start Task data
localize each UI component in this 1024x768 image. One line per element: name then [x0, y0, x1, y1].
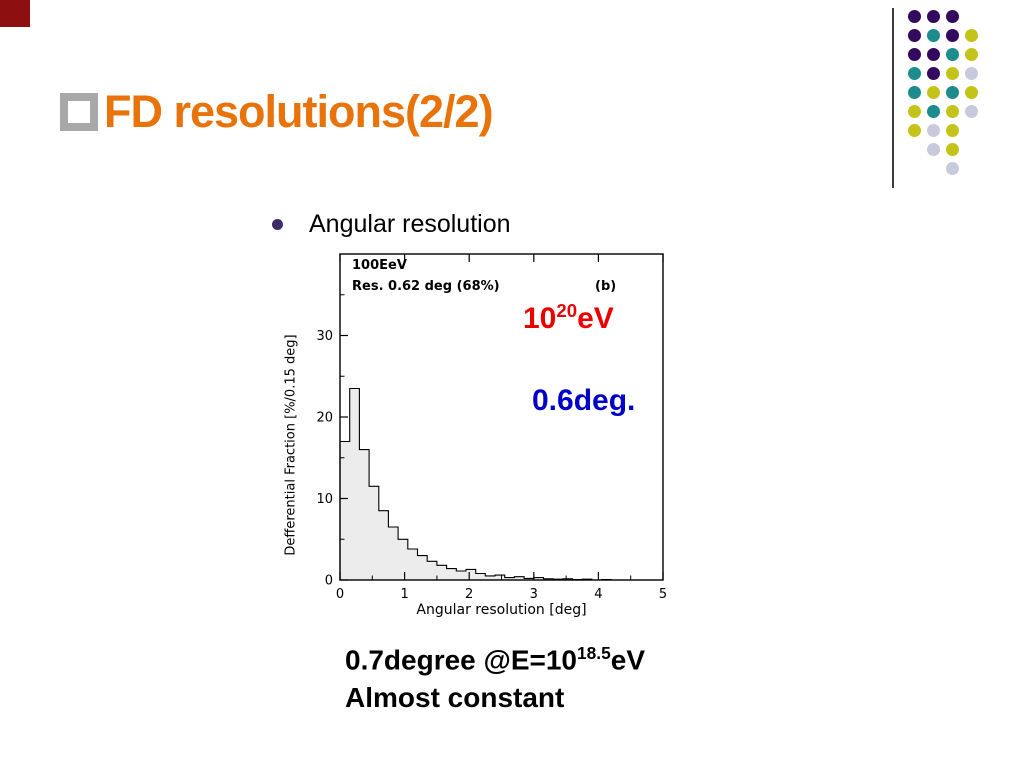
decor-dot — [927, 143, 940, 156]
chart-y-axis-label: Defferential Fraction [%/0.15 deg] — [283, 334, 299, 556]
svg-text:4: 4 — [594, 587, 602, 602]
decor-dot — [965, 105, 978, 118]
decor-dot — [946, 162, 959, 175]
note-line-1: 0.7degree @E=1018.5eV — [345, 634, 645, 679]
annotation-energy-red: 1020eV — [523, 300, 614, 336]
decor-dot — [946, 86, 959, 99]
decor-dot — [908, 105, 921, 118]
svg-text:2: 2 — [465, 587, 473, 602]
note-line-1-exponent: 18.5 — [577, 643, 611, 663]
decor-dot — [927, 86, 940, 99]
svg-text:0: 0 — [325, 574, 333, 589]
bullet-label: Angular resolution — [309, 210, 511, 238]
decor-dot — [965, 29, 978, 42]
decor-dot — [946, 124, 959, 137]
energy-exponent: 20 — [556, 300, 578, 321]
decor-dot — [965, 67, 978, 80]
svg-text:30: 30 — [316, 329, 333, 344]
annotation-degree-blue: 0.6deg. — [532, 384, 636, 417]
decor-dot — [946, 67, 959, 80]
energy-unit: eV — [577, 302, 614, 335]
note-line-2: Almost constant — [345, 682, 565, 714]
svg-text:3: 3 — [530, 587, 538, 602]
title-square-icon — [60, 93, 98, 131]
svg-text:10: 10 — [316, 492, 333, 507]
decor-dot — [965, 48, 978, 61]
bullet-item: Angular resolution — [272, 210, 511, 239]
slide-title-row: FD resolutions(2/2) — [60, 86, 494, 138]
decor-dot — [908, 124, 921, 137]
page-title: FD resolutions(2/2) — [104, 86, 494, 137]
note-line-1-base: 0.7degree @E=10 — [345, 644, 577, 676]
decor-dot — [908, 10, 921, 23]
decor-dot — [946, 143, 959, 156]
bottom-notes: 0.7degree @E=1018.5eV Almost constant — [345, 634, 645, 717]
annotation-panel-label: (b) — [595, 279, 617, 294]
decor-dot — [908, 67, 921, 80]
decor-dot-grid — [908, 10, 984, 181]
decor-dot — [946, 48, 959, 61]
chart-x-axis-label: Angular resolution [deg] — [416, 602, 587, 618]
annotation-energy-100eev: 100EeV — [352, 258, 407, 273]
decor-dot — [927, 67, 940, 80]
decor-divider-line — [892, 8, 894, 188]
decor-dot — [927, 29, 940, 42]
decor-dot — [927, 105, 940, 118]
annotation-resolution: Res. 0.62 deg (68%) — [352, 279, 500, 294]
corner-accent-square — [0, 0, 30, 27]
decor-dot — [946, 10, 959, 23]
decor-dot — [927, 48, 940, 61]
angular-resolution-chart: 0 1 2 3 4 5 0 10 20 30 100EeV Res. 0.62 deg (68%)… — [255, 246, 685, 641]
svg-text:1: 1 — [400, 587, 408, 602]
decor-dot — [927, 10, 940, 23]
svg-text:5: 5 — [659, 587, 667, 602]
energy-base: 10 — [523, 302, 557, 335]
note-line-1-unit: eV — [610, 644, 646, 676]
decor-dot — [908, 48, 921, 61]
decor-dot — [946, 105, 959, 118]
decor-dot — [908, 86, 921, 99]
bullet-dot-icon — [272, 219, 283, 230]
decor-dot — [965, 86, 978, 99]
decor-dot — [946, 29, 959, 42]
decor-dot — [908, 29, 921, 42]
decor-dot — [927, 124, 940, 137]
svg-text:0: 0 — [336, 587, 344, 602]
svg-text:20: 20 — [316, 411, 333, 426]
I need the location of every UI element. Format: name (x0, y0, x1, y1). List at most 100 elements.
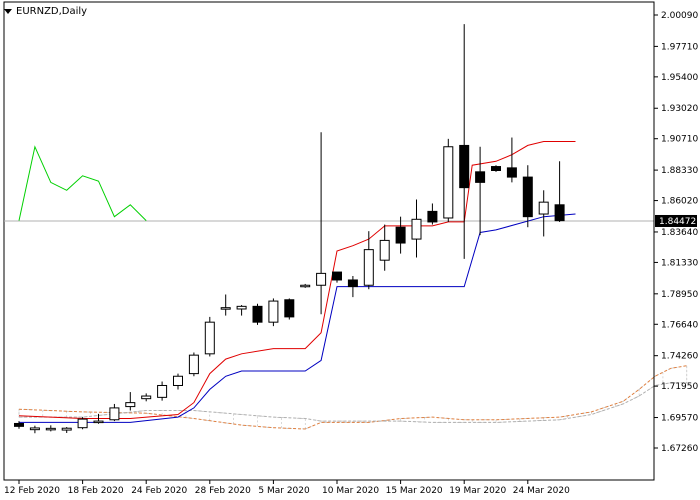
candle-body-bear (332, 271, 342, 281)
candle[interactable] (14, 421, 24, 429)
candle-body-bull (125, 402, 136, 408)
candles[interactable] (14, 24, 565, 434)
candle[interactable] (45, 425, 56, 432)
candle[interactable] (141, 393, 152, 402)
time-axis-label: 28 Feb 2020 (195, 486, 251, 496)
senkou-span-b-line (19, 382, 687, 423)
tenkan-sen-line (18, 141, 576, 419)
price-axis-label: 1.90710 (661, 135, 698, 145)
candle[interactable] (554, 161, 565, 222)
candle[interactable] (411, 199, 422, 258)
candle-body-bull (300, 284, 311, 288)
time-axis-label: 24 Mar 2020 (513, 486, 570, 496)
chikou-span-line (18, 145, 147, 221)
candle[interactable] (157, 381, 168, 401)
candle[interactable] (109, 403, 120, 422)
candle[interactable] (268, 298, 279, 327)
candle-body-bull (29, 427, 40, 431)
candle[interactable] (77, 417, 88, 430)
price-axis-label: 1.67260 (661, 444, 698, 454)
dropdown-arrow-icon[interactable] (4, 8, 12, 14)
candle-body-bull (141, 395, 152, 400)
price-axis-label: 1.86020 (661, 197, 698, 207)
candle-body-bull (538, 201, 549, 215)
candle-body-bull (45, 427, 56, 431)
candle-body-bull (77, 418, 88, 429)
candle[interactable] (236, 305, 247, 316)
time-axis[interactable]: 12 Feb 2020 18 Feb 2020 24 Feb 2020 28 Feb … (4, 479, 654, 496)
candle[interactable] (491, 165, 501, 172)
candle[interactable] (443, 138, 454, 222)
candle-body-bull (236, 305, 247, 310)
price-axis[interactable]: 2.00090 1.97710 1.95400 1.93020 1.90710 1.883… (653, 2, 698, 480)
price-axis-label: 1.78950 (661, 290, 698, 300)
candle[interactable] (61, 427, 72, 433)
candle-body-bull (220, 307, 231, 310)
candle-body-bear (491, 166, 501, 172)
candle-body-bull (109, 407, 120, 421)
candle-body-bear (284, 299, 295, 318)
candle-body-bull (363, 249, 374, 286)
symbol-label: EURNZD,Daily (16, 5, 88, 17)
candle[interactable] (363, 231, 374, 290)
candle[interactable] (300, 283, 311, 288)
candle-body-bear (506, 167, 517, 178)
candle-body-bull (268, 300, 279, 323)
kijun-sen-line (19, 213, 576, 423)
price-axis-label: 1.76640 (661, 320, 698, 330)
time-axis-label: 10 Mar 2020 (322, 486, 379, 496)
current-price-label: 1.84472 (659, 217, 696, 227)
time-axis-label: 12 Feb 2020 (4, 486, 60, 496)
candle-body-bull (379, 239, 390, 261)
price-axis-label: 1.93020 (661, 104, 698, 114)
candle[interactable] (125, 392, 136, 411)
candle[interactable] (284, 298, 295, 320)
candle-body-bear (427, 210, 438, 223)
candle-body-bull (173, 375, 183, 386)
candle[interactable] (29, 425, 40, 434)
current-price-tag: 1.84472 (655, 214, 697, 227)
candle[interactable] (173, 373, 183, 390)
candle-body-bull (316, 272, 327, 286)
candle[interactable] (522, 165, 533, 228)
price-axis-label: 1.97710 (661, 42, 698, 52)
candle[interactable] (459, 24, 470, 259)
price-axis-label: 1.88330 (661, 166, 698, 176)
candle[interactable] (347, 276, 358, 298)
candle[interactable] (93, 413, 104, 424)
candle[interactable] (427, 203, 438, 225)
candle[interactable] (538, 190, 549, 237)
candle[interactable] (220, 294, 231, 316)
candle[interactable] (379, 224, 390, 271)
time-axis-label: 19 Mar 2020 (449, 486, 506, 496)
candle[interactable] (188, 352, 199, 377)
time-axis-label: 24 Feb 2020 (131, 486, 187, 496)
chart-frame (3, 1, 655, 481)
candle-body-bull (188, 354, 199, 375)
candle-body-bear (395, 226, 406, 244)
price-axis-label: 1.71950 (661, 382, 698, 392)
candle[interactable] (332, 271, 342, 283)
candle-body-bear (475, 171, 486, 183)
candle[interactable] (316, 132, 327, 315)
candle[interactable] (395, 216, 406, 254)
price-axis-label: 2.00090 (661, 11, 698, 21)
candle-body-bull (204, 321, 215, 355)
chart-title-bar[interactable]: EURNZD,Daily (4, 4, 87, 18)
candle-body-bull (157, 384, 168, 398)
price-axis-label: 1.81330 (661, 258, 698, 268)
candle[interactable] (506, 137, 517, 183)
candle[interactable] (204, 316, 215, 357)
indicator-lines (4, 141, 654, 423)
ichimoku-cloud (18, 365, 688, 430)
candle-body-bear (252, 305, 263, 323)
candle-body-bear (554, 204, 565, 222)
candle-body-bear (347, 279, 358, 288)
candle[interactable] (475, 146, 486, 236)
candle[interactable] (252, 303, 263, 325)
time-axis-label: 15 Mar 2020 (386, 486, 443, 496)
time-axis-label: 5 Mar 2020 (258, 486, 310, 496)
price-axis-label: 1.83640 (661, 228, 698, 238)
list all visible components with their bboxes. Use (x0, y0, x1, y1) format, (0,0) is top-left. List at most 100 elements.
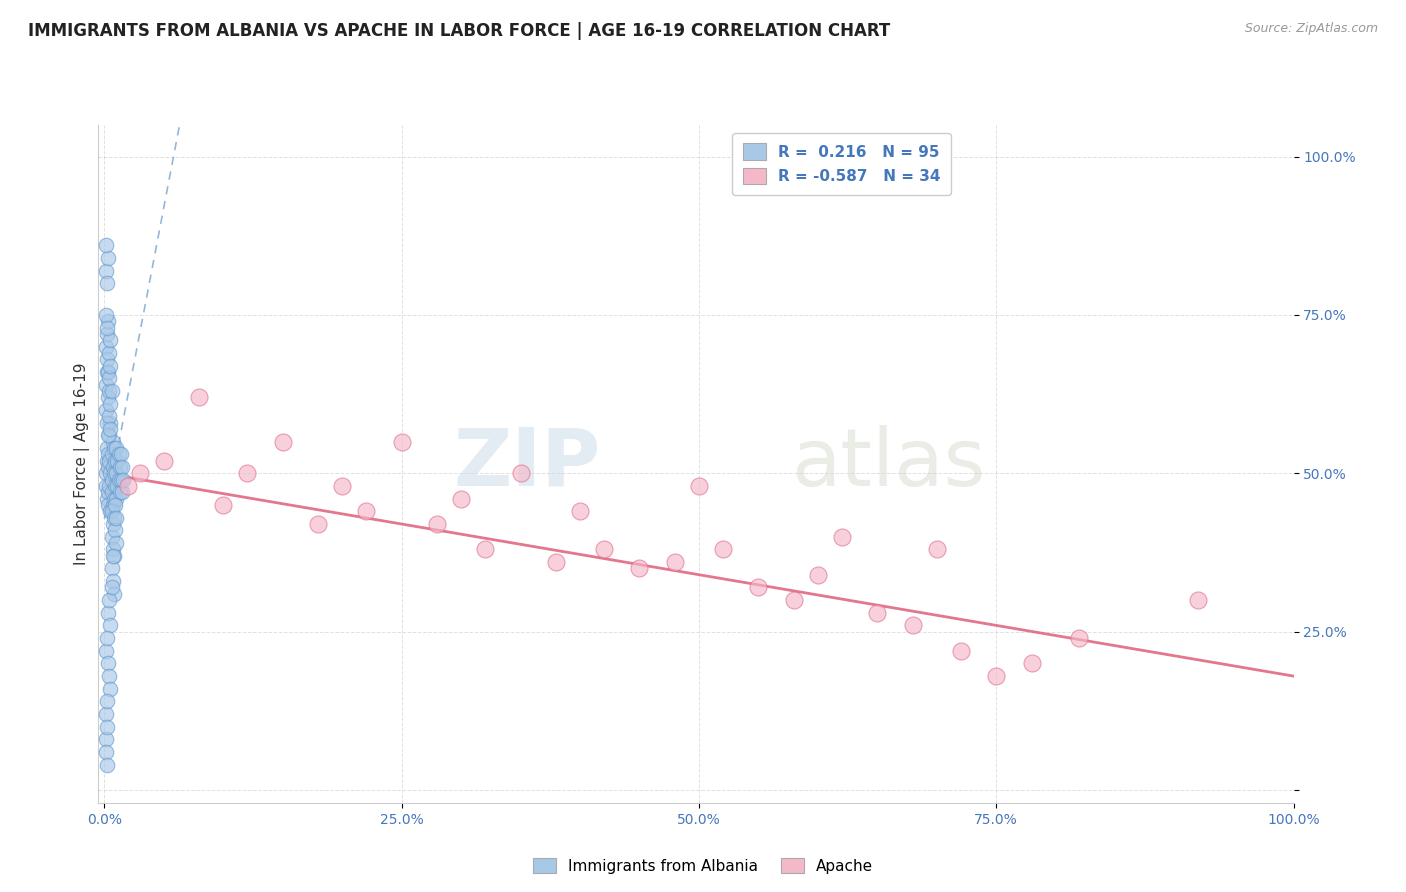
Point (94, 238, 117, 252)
end Task data
Rewrite the stretch of the listing from the line containing "decor-dot — [927, 143, 940, 156]" through the line containing "decor-dot — [965, 29, 978, 42]" as a JSON list of strings, with one string for each line and blank lines left out.

Task output —
[
  "decor-dot — [927, 143, 940, 156]",
  "chart-y-axis-label: Defferential Fraction [%/0.15 deg] — [283, 334, 299, 556]",
  "svg-text:4: 4 — [594, 587, 602, 602]",
  "decor-dot — [965, 105, 978, 118]",
  "decor-dot — [946, 162, 959, 175]",
  "note-line-1: 0.7degree @E=1018.5eV — [345, 634, 645, 679]",
  "annotation-energy-red: 1020eV — [523, 300, 614, 336]",
  "decor-dot — [946, 86, 959, 99]",
  "decor-dot — [908, 105, 921, 118]",
  "svg-text:2: 2 — [465, 587, 473, 602]",
  "note-line-1-exponent: 18.5 — [577, 643, 611, 663]",
  "decor-dot — [927, 86, 940, 99]",
  "svg-text:0: 0 — [325, 574, 333, 589]",
  "bullet-label: Angular resolution — [309, 210, 511, 238]",
  "decor-dot — [965, 29, 978, 42]"
]